Stated task ::
Reproduce the listing below line for line without any alteration, leaving out the pictures.

Layout listing:
<<<<
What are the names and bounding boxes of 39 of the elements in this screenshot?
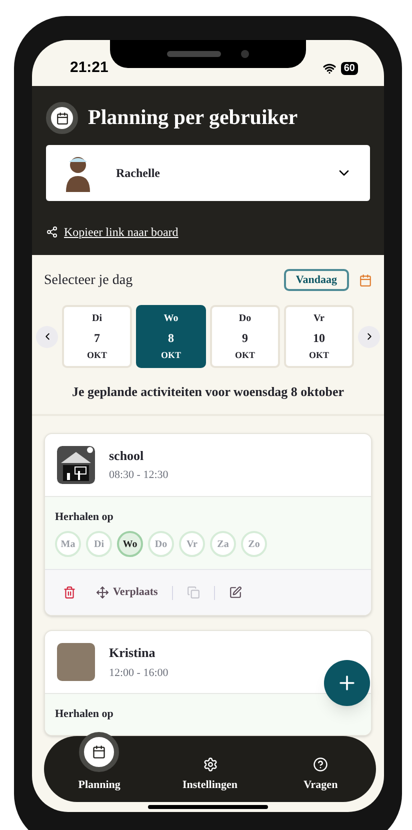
- activity-time: 12:00 - 16:00: [109, 666, 168, 680]
- section-title: Selecteer je dag: [44, 272, 133, 290]
- activities-heading: Je geplande activiteiten voor woensdag 8 oktober: [70, 383, 346, 401]
- school-pictogram-drawing: [57, 446, 95, 484]
- photo-placeholder: [57, 643, 95, 681]
- edit-icon[interactable]: [228, 586, 242, 599]
- calendar-icon: [46, 102, 78, 134]
- status-time: 21:21: [70, 58, 108, 78]
- share-link[interactable]: Kopieer link naar board: [64, 223, 178, 241]
- day-tab[interactable]: Do 9 OKT: [210, 305, 280, 368]
- help-icon: [313, 757, 328, 772]
- calendar-icon[interactable]: [359, 274, 372, 286]
- today-button[interactable]: Vandaag: [284, 269, 349, 291]
- copy-icon[interactable]: [186, 586, 200, 599]
- nav-tab[interactable]: Vragen: [265, 757, 376, 792]
- activity-name: school: [109, 446, 145, 464]
- user-name: Rachelle: [116, 165, 160, 182]
- share-icon: [46, 226, 58, 238]
- page-title: Planning per gebruiker: [88, 104, 298, 132]
- settings-icon: [202, 757, 218, 772]
- avatar-silhouette-icon: [64, 154, 92, 192]
- activity-name: Kristina: [109, 644, 156, 662]
- repeat-label: Herhalen op: [55, 510, 114, 524]
- wifi-icon: [322, 62, 336, 74]
- delete-icon[interactable]: [63, 586, 76, 599]
- day-tab[interactable]: Di 7 OKT: [62, 305, 132, 368]
- nav-tab[interactable]: Planning: [44, 732, 155, 792]
- nav-tab[interactable]: Instellingen: [154, 757, 266, 792]
- day-tab[interactable]: Vr 10 OKT: [284, 305, 354, 368]
- previous-day-button[interactable]: [36, 326, 58, 348]
- move-arrows-icon: [96, 586, 109, 599]
- battery-indicator: 60: [340, 62, 358, 74]
- next-day-button[interactable]: [358, 326, 380, 348]
- activity-time: 08:30 - 12:30: [109, 468, 168, 483]
- user-dropdown[interactable]: Rachelle: [46, 145, 370, 201]
- move-button[interactable]: Verplaats: [96, 584, 158, 601]
- repeat-day-toggle[interactable]: Wo: [117, 531, 143, 557]
- day-tab[interactable]: Wo 8 OKT: [136, 305, 206, 368]
- repeat-label: Herhalen op: [55, 707, 114, 722]
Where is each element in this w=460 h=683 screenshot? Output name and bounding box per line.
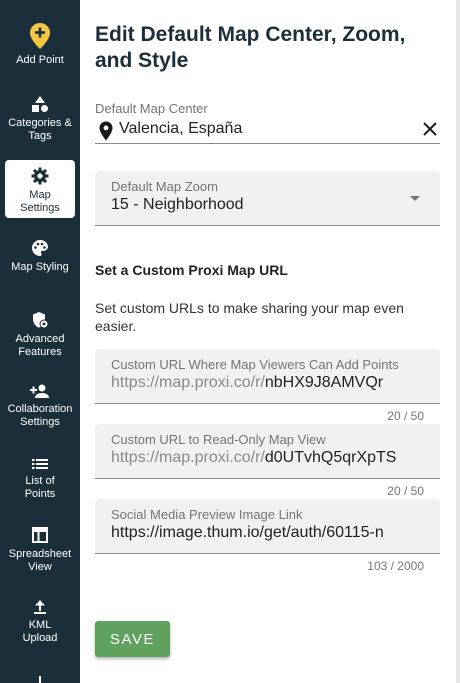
map-zoom-label: Default Map Zoom [111,179,218,194]
sidebar-item-label: Map Settings [20,189,60,214]
sidebar-item-map-styling[interactable]: Map Styling [0,239,80,289]
sidebar-item-label: Spreadsheet View [8,548,72,573]
add-location-icon [30,23,50,49]
shapes-icon [32,96,48,112]
map-center-label: Default Map Center [95,101,208,116]
social-preview-field[interactable]: Social Media Preview Image Link https://… [95,499,440,554]
add-points-url-field[interactable]: Custom URL Where Map Viewers Can Add Poi… [95,349,440,404]
scrollbar-track[interactable] [456,0,460,683]
sidebar-item-map-settings[interactable]: Map Settings [5,160,75,218]
shield-icon [33,312,49,329]
add-points-url-value: nbHX9J8AMVQr [264,374,384,391]
sidebar-item-collaboration-settings[interactable]: Collaboration Settings [0,383,80,435]
upload-icon [34,600,46,614]
readonly-url-counter: 20 / 50 [387,484,424,498]
sidebar-item-label: Advanced Features [15,333,65,358]
readonly-url-value: d0UTvhQ5qrXpTS [264,449,397,466]
sidebar-item-categories-tags[interactable]: Categories & Tags [0,95,80,145]
add-person-icon [30,384,49,398]
map-settings-panel: Edit Default Map Center, Zoom, and Style… [95,0,440,683]
add-points-url-input[interactable]: https://map.proxi.co/r/nbHX9J8AMVQr [111,374,383,392]
readonly-url-label: Custom URL to Read-Only Map View [111,432,326,447]
add-points-url-label: Custom URL Where Map Viewers Can Add Poi… [111,357,399,372]
close-icon[interactable] [422,121,438,137]
sidebar-item-spreadsheet-view[interactable]: Spreadsheet View [0,526,80,578]
palette-icon [32,240,48,256]
sidebar-item-add-point[interactable]: Add Point [0,22,80,74]
sidebar-item-label: Map Styling [11,261,69,273]
sidebar-item-label: Categories & Tags [8,117,72,142]
location-pin-icon [99,121,113,141]
chevron-down-icon[interactable] [410,196,420,201]
sidebar-item-advanced-features[interactable]: Advanced Features [0,311,80,363]
list-icon [32,459,48,469]
save-button[interactable]: SAVE [95,621,170,657]
social-preview-input[interactable]: https://image.thum.io/get/auth/60115-n [111,524,384,542]
sidebar-item-kml-upload[interactable]: KML Upload [0,599,80,651]
map-zoom-select[interactable]: Default Map Zoom 15 - Neighborhood [95,171,440,226]
download-icon [39,676,41,683]
sidebar-nav: Add Point Categories & Tags Map Settings [0,0,80,683]
map-zoom-value: 15 - Neighborhood [111,196,244,213]
social-preview-label: Social Media Preview Image Link [111,507,303,522]
sidebar-item-label: Collaboration Settings [7,403,73,428]
table-icon [32,527,48,543]
url-prefix: https://map.proxi.co/r/ [111,449,265,466]
add-points-url-counter: 20 / 50 [387,409,424,423]
social-preview-counter: 103 / 2000 [367,559,424,573]
page-title: Edit Default Map Center, Zoom, and Style [95,23,406,72]
custom-url-section-title: Set a Custom Proxi Map URL [95,262,288,278]
custom-url-section-description: Set custom URLs to make sharing your map… [95,300,404,334]
gear-icon [31,167,49,185]
readonly-url-input[interactable]: https://map.proxi.co/r/d0UTvhQ5qrXpTS [111,449,396,467]
readonly-url-field[interactable]: Custom URL to Read-Only Map View https:/… [95,424,440,479]
url-prefix: https://map.proxi.co/r/ [111,374,265,391]
map-center-field[interactable]: Valencia, España [95,118,440,144]
sidebar-item-label: KML Upload [22,619,58,644]
sidebar-item-list-of-points[interactable]: List of Points [0,457,80,507]
sidebar-item-label: List of Points [24,475,56,500]
sidebar-item-label: Add Point [16,54,64,66]
map-center-input[interactable]: Valencia, España [119,120,242,138]
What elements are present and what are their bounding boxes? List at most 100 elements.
>>>>
Exercise response ::
What are the names and bounding boxes of 39 of the elements in this screenshot?
- activity-time: 12:00 - 16:00: [109, 666, 168, 680]
- section-title: Selecteer je dag: [44, 272, 133, 290]
- activities-heading: Je geplande activiteiten voor woensdag 8 oktober: [70, 383, 346, 401]
- school-pictogram-drawing: [57, 446, 95, 484]
- photo-placeholder: [57, 643, 95, 681]
- edit-icon[interactable]: [228, 586, 242, 599]
- calendar-icon: [46, 102, 78, 134]
- status-time: 21:21: [70, 58, 108, 78]
- share-link[interactable]: Kopieer link naar board: [64, 223, 178, 241]
- day-tab[interactable]: Do 9 OKT: [210, 305, 280, 368]
- help-icon: [313, 757, 328, 772]
- calendar-icon[interactable]: [359, 274, 372, 286]
- today-button[interactable]: Vandaag: [284, 269, 349, 291]
- copy-icon[interactable]: [186, 586, 200, 599]
- nav-tab[interactable]: Vragen: [265, 757, 376, 792]
- activity-name: school: [109, 446, 145, 464]
- user-name: Rachelle: [116, 165, 160, 182]
- share-icon: [46, 226, 58, 238]
- page-title: Planning per gebruiker: [88, 104, 298, 132]
- settings-icon: [202, 757, 218, 772]
- avatar-silhouette-icon: [64, 154, 92, 192]
- activity-name: Kristina: [109, 644, 156, 662]
- repeat-label: Herhalen op: [55, 510, 114, 524]
- wifi-icon: [322, 62, 336, 74]
- delete-icon[interactable]: [63, 586, 76, 599]
- day-tab[interactable]: Di 7 OKT: [62, 305, 132, 368]
- nav-tab[interactable]: Planning: [44, 732, 155, 792]
- nav-tab[interactable]: Instellingen: [154, 757, 266, 792]
- day-tab[interactable]: Vr 10 OKT: [284, 305, 354, 368]
- previous-day-button[interactable]: [36, 326, 58, 348]
- move-arrows-icon: [96, 586, 109, 599]
- battery-indicator: 60: [340, 62, 358, 74]
- next-day-button[interactable]: [358, 326, 380, 348]
- activity-time: 08:30 - 12:30: [109, 468, 168, 483]
- user-dropdown[interactable]: Rachelle: [46, 145, 370, 201]
- move-button[interactable]: Verplaats: [96, 584, 158, 601]
- repeat-day-toggle[interactable]: Wo: [117, 531, 143, 557]
- day-tab[interactable]: Wo 8 OKT: [136, 305, 206, 368]
- repeat-label: Herhalen op: [55, 707, 114, 722]
Where is each element in this w=460 h=683 screenshot? Output name and bounding box per line.
map-zoom-label: Default Map Zoom [111,179,218,194]
sidebar-item-label: Map Settings [20,189,60,214]
sidebar-item-map-styling[interactable]: Map Styling [0,239,80,289]
sidebar-item-label: Spreadsheet View [8,548,72,573]
add-location-icon [30,23,50,49]
shapes-icon [32,96,48,112]
map-center-label: Default Map Center [95,101,208,116]
social-preview-field[interactable]: Social Media Preview Image Link https://… [95,499,440,554]
add-points-url-field[interactable]: Custom URL Where Map Viewers Can Add Poi… [95,349,440,404]
scrollbar-track[interactable] [456,0,460,683]
sidebar-item-map-settings[interactable]: Map Settings [5,160,75,218]
shield-icon [33,312,49,329]
add-points-url-value: nbHX9J8AMVQr [264,374,384,391]
sidebar-item-collaboration-settings[interactable]: Collaboration Settings [0,383,80,435]
upload-icon [34,600,46,614]
readonly-url-counter: 20 / 50 [387,484,424,498]
sidebar-item-label: Advanced Features [15,333,65,358]
readonly-url-value: d0UTvhQ5qrXpTS [264,449,397,466]
sidebar-item-categories-tags[interactable]: Categories & Tags [0,95,80,145]
add-person-icon [30,384,49,398]
map-settings-panel: Edit Default Map Center, Zoom, and Style… [95,0,440,683]
add-points-url-input[interactable]: https://map.proxi.co/r/nbHX9J8AMVQr [111,374,383,392]
readonly-url-label: Custom URL to Read-Only Map View [111,432,326,447]
add-points-url-label: Custom URL Where Map Viewers Can Add Poi… [111,357,399,372]
close-icon[interactable] [422,121,438,137]
sidebar-item-spreadsheet-view[interactable]: Spreadsheet View [0,526,80,578]
palette-icon [32,240,48,256]
sidebar-item-add-point[interactable]: Add Point [0,22,80,74]
sidebar-item-label: Map Styling [11,261,69,273]
sidebar-item-label: Categories & Tags [8,117,72,142]
location-pin-icon [99,121,113,141]
chevron-down-icon[interactable] [410,196,420,201]
sidebar-item-advanced-features[interactable]: Advanced Features [0,311,80,363]
list-icon [32,459,48,469]
save-button[interactable]: SAVE [95,621,170,657]
social-preview-input[interactable]: https://image.thum.io/get/auth/60115-n [111,524,384,542]
sidebar-item-kml-upload[interactable]: KML Upload [0,599,80,651]
map-zoom-select[interactable]: Default Map Zoom 15 - Neighborhood [95,171,440,226]
download-icon [39,676,41,683]
sidebar-nav: Add Point Categories & Tags Map Settings [0,0,80,683]
map-zoom-value: 15 - Neighborhood [111,196,244,213]
social-preview-label: Social Media Preview Image Link [111,507,303,522]
sidebar-item-label: Collaboration Settings [7,403,73,428]
table-icon [32,527,48,543]
url-prefix: https://map.proxi.co/r/ [111,449,265,466]
add-points-url-counter: 20 / 50 [387,409,424,423]
social-preview-counter: 103 / 2000 [367,559,424,573]
page-title: Edit Default Map Center, Zoom, and Style [95,23,406,72]
custom-url-section-title: Set a Custom Proxi Map URL [95,262,288,278]
custom-url-section-description: Set custom URLs to make sharing your map… [95,300,404,334]
gear-icon [31,167,49,185]
readonly-url-input[interactable]: https://map.proxi.co/r/d0UTvhQ5qrXpTS [111,449,396,467]
readonly-url-field[interactable]: Custom URL to Read-Only Map View https:/… [95,424,440,479]
url-prefix: https://map.proxi.co/r/ [111,374,265,391]
map-center-field[interactable]: Valencia, España [95,118,440,144]
sidebar-item-label: KML Upload [22,619,58,644]
sidebar-item-list-of-points[interactable]: List of Points [0,457,80,507]
sidebar-item-label: List of Points [24,475,56,500]
sidebar-item-label: Add Point [16,54,64,66]
map-center-input[interactable]: Valencia, España [119,120,242,138]
What elements are present and what are their bounding boxes? List at most 100 elements.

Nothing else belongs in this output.